* [YOUR TASK]
Pick out all lines with the word "subscript" from the records that follow.

* [EXERCISE DATA]
+++

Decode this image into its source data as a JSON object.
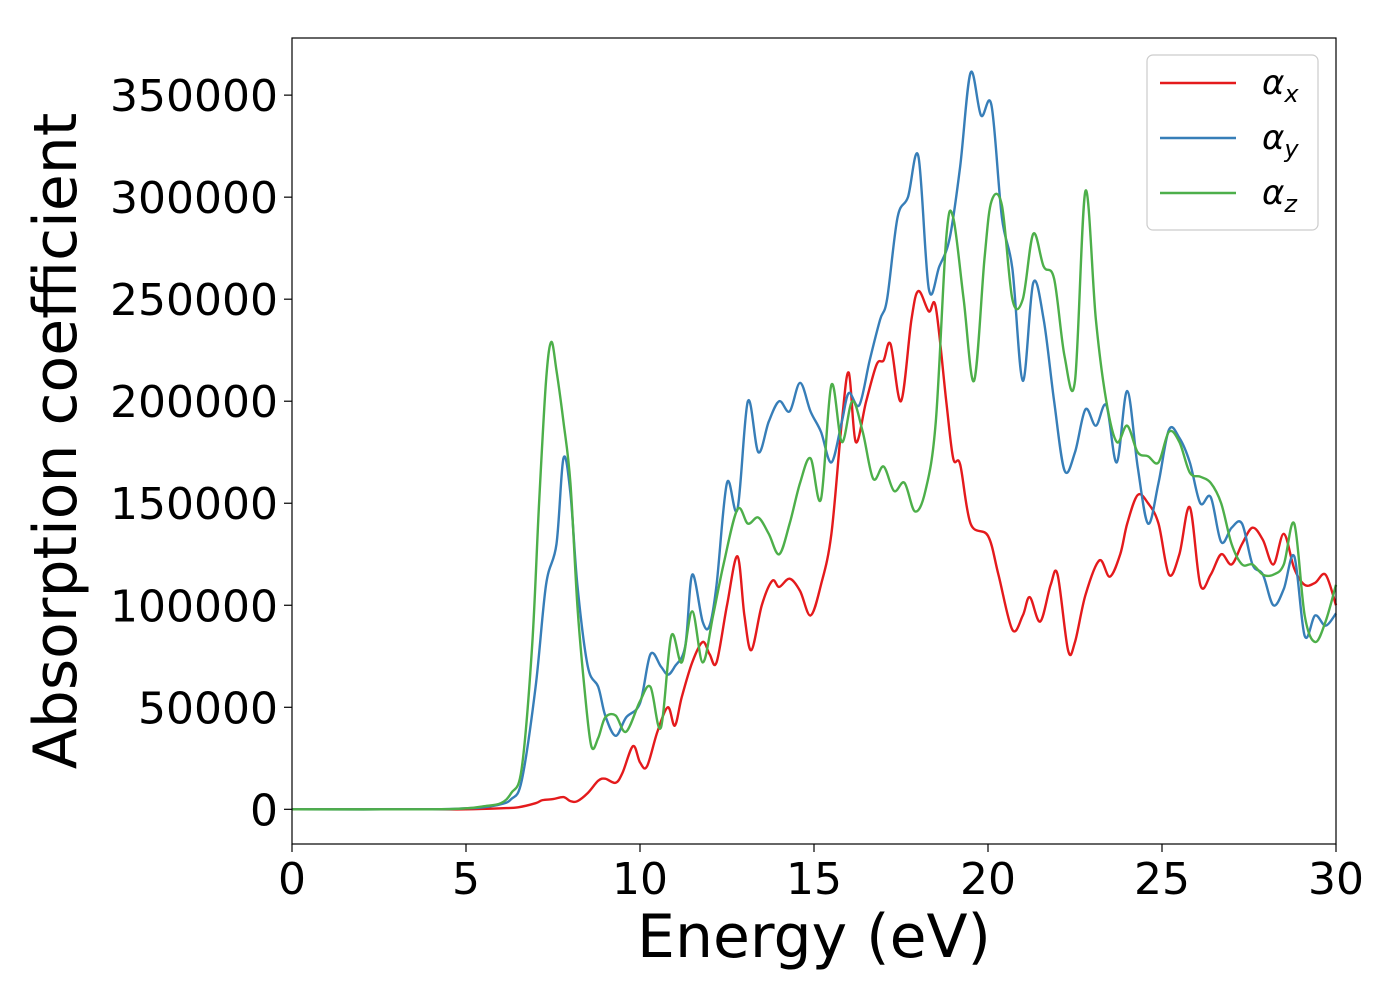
{
  "chart_data": {
    "type": "line",
    "xlabel": "Energy (eV)",
    "ylabel": "Absorption coefficient",
    "xlim": [
      0,
      30
    ],
    "ylim": [
      -17000,
      378000
    ],
    "xticks": [
      0,
      5,
      10,
      15,
      20,
      25,
      30
    ],
    "yticks": [
      0,
      50000,
      100000,
      150000,
      200000,
      250000,
      300000,
      350000
    ],
    "grid": false,
    "legend_position": "top-right",
    "series": [
      {
        "name": "α",
        "subscript": "x",
        "color": "#e41a1c",
        "x": [
          0,
          4,
          5,
          6,
          6.5,
          7,
          7.2,
          7.5,
          7.8,
          8.0,
          8.2,
          8.5,
          8.8,
          9.0,
          9.3,
          9.5,
          9.8,
          10.0,
          10.2,
          10.5,
          10.8,
          11.0,
          11.2,
          11.5,
          11.8,
          12.0,
          12.2,
          12.5,
          12.8,
          13.0,
          13.2,
          13.5,
          13.8,
          14.0,
          14.3,
          14.6,
          14.9,
          15.2,
          15.5,
          15.8,
          16.0,
          16.2,
          16.5,
          16.8,
          17.0,
          17.2,
          17.5,
          17.8,
          18.0,
          18.3,
          18.5,
          18.8,
          19.0,
          19.2,
          19.5,
          20.0,
          20.3,
          20.7,
          21.0,
          21.2,
          21.5,
          21.8,
          22.0,
          22.3,
          22.5,
          22.8,
          23.2,
          23.5,
          23.8,
          24.0,
          24.3,
          24.6,
          24.9,
          25.2,
          25.5,
          25.8,
          26.1,
          26.4,
          26.7,
          27.0,
          27.3,
          27.6,
          27.9,
          28.2,
          28.5,
          28.8,
          29.1,
          29.4,
          29.7,
          30.0
        ],
        "y": [
          0,
          0,
          0,
          500,
          1000,
          3000,
          4500,
          5000,
          6000,
          4000,
          4000,
          8000,
          14000,
          15000,
          13000,
          18000,
          31000,
          23000,
          21000,
          38000,
          50000,
          41000,
          55000,
          72000,
          82000,
          76000,
          72000,
          100000,
          124000,
          95000,
          78000,
          100000,
          112000,
          109000,
          113000,
          107000,
          95000,
          110000,
          135000,
          190000,
          214000,
          180000,
          200000,
          218000,
          220000,
          228000,
          200000,
          240000,
          254000,
          244000,
          246000,
          200000,
          172000,
          169000,
          140000,
          134000,
          115000,
          88000,
          95000,
          104000,
          92000,
          110000,
          115000,
          78000,
          82000,
          105000,
          122000,
          114000,
          125000,
          140000,
          154000,
          150000,
          140000,
          115000,
          125000,
          148000,
          110000,
          115000,
          125000,
          120000,
          130000,
          138000,
          132000,
          120000,
          135000,
          118000,
          110000,
          111000,
          115000,
          100000
        ]
      },
      {
        "name": "α",
        "subscript": "y",
        "color": "#377eb8",
        "x": [
          0,
          4,
          5,
          5.5,
          6,
          6.3,
          6.6,
          7.0,
          7.3,
          7.6,
          7.8,
          8.0,
          8.2,
          8.5,
          8.8,
          9.0,
          9.3,
          9.6,
          10.0,
          10.3,
          10.6,
          10.8,
          11.0,
          11.3,
          11.5,
          11.8,
          12.0,
          12.2,
          12.5,
          12.8,
          13.1,
          13.4,
          13.7,
          14.0,
          14.3,
          14.6,
          14.9,
          15.2,
          15.5,
          15.8,
          16.0,
          16.3,
          16.6,
          16.9,
          17.1,
          17.4,
          17.7,
          18.0,
          18.3,
          18.6,
          18.9,
          19.2,
          19.5,
          19.8,
          20.1,
          20.4,
          20.7,
          21.0,
          21.3,
          21.6,
          21.9,
          22.2,
          22.5,
          22.8,
          23.1,
          23.4,
          23.7,
          24.0,
          24.3,
          24.6,
          24.9,
          25.2,
          25.5,
          25.8,
          26.1,
          26.4,
          26.7,
          27.0,
          27.3,
          27.6,
          27.9,
          28.2,
          28.5,
          28.8,
          29.1,
          29.4,
          29.7,
          30.0
        ],
        "y": [
          0,
          0,
          500,
          1000,
          2500,
          5000,
          14000,
          60000,
          110000,
          130000,
          172000,
          155000,
          110000,
          70000,
          60000,
          46000,
          36000,
          45000,
          52000,
          76000,
          70000,
          66000,
          70000,
          80000,
          115000,
          92000,
          90000,
          110000,
          160000,
          147000,
          200000,
          175000,
          190000,
          200000,
          195000,
          209000,
          195000,
          185000,
          170000,
          190000,
          204000,
          198000,
          220000,
          240000,
          250000,
          290000,
          300000,
          320000,
          255000,
          266000,
          280000,
          315000,
          361000,
          340000,
          345000,
          290000,
          265000,
          210000,
          258000,
          240000,
          200000,
          166000,
          175000,
          196000,
          188000,
          198000,
          170000,
          205000,
          168000,
          140000,
          160000,
          186000,
          182000,
          170000,
          150000,
          153000,
          131000,
          138000,
          140000,
          120000,
          115000,
          100000,
          108000,
          124000,
          85000,
          95000,
          90000,
          96000
        ]
      },
      {
        "name": "α",
        "subscript": "z",
        "color": "#4daf4a",
        "x": [
          0,
          4,
          5,
          5.5,
          6,
          6.3,
          6.6,
          6.9,
          7.1,
          7.3,
          7.45,
          7.6,
          7.8,
          8.0,
          8.2,
          8.4,
          8.6,
          8.8,
          9.0,
          9.3,
          9.6,
          10.0,
          10.3,
          10.6,
          10.9,
          11.2,
          11.5,
          11.8,
          12.1,
          12.4,
          12.8,
          13.1,
          13.4,
          13.7,
          14.0,
          14.3,
          14.6,
          14.9,
          15.2,
          15.5,
          15.8,
          16.1,
          16.4,
          16.7,
          17.0,
          17.3,
          17.6,
          17.9,
          18.2,
          18.5,
          18.8,
          19.0,
          19.3,
          19.6,
          19.9,
          20.1,
          20.4,
          20.7,
          21.0,
          21.3,
          21.6,
          21.9,
          22.2,
          22.5,
          22.8,
          23.1,
          23.4,
          23.7,
          24.0,
          24.3,
          24.6,
          24.9,
          25.2,
          25.5,
          25.8,
          26.1,
          26.4,
          26.7,
          27.0,
          27.3,
          27.6,
          27.9,
          28.2,
          28.5,
          28.8,
          29.1,
          29.4,
          29.7,
          30.0
        ],
        "y": [
          0,
          0,
          500,
          1500,
          3000,
          8000,
          20000,
          80000,
          150000,
          210000,
          229000,
          215000,
          190000,
          160000,
          100000,
          60000,
          31000,
          35000,
          45000,
          46000,
          38000,
          53000,
          60000,
          40000,
          85000,
          72000,
          97000,
          72000,
          95000,
          120000,
          147000,
          140000,
          143000,
          135000,
          125000,
          140000,
          160000,
          172000,
          152000,
          208000,
          180000,
          200000,
          185000,
          162000,
          168000,
          156000,
          160000,
          146000,
          156000,
          190000,
          280000,
          290000,
          250000,
          210000,
          270000,
          298000,
          296000,
          250000,
          250000,
          282000,
          266000,
          260000,
          222000,
          210000,
          303000,
          240000,
          200000,
          180000,
          188000,
          175000,
          173000,
          170000,
          185000,
          180000,
          165000,
          163000,
          160000,
          150000,
          130000,
          120000,
          120000,
          115000,
          115000,
          120000,
          140000,
          95000,
          82000,
          92000,
          110000
        ]
      }
    ]
  }
}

+++

* [RESPONSE BELOW]
        "subscript": "x",
        "subscript": "y",
        "subscript": "z",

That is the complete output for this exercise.